- _EXERCISE DETAILS_:
Copy out the complete listing, word for word.

>> start DATA

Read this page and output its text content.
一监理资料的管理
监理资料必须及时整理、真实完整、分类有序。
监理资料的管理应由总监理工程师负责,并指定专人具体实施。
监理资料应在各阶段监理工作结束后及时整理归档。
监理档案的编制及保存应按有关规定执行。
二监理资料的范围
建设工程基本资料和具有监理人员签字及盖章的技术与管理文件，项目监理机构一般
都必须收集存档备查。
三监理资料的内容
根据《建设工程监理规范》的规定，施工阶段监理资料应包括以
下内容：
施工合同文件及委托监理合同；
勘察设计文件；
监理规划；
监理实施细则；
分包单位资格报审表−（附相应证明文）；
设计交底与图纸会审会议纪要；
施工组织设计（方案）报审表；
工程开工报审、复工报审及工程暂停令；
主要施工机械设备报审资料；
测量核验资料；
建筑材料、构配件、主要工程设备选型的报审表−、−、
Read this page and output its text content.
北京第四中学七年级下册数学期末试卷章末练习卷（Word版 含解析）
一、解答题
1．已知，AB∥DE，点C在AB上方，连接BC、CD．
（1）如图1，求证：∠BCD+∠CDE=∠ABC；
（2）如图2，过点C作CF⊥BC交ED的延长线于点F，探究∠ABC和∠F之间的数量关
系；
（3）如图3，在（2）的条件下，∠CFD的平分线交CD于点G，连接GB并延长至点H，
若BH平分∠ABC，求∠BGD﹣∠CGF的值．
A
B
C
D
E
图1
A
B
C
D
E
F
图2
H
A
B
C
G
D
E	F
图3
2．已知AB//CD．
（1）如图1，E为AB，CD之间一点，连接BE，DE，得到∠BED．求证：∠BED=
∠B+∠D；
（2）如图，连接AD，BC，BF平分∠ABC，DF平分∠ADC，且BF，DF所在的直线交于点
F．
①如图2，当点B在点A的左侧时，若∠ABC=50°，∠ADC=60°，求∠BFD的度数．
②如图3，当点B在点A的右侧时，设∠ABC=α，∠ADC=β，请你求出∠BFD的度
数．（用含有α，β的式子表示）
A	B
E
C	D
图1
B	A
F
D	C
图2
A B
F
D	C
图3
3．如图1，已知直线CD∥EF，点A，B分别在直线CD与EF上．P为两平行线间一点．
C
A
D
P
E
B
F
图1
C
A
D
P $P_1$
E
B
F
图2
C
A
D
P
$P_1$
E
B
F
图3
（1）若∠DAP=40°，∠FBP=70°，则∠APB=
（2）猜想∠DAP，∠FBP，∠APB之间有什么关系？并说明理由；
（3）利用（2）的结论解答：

>> end DATA

- _EXERCISE RESULT_:
Read this page and output its text content.
一监理资料的管理
监理资料必须及时整理、真实完整、分类有序。
监理资料的管理应由总监理工程师负责,并指定专人具体实施。
监理资料应在各阶段监理工作结束后及时整理归档。
监理档案的编制及保存应按有关规定执行。
二监理资料的范围
建设工程基本资料和具有监理人员签字及盖章的技术与管理文件，项目监理机构一般
都必须收集存档备查。
三监理资料的内容
根据《建设工程监理规范》的规定，施工阶段监理资料应包括以
下内容：
施工合同文件及委托监理合同；
勘察设计文件；
监理规划；
监理实施细则；
分包单位资格报审表−（附相应证明文）；
设计交底与图纸会审会议纪要；
施工组织设计（方案）报审表；
工程开工报审、复工报审及工程暂停令；
主要施工机械设备报审资料；
测量核验资料；
建筑材料、构配件、主要工程设备选型的报审表−、−、
Read this page and output its text content.
北京第四中学七年级下册数学期末试卷章末练习卷（Word版 含解析）
一、解答题
1．已知，AB∥DE，点C在AB上方，连接BC、CD．
（1）如图1，求证：∠BCD+∠CDE=∠ABC；
（2）如图2，过点C作CF⊥BC交ED的延长线于点F，探究∠ABC和∠F之间的数量关
系；
（3）如图3，在（2）的条件下，∠CFD的平分线交CD于点G，连接GB并延长至点H，
若BH平分∠ABC，求∠BGD﹣∠CGF的值．
A
B
C
D
E
图1
A
B
C
D
E
F
图2
H
A
B
C
G
D
E	F
图3
2．已知AB//CD．
（1）如图1，E为AB，CD之间一点，连接BE，DE，得到∠BED．求证：∠BED=
∠B+∠D；
（2）如图，连接AD，BC，BF平分∠ABC，DF平分∠ADC，且BF，DF所在的直线交于点
F．
①如图2，当点B在点A的左侧时，若∠ABC=50°，∠ADC=60°，求∠BFD的度数．
②如图3，当点B在点A的右侧时，设∠ABC=α，∠ADC=β，请你求出∠BFD的度
数．（用含有α，β的式子表示）
A	B
E
C	D
图1
B	A
F
D	C
图2
A B
F
D	C
图3
3．如图1，已知直线CD∥EF，点A，B分别在直线CD与EF上．P为两平行线间一点．
C
A
D
P
E
B
F
图1
C
A
D
P $P_1$
E
B
F
图2
C
A
D
P
$P_1$
E
B
F
图3
（1）若∠DAP=40°，∠FBP=70°，则∠APB=
（2）猜想∠DAP，∠FBP，∠APB之间有什么关系？并说明理由；
（3）利用（2）的结论解答：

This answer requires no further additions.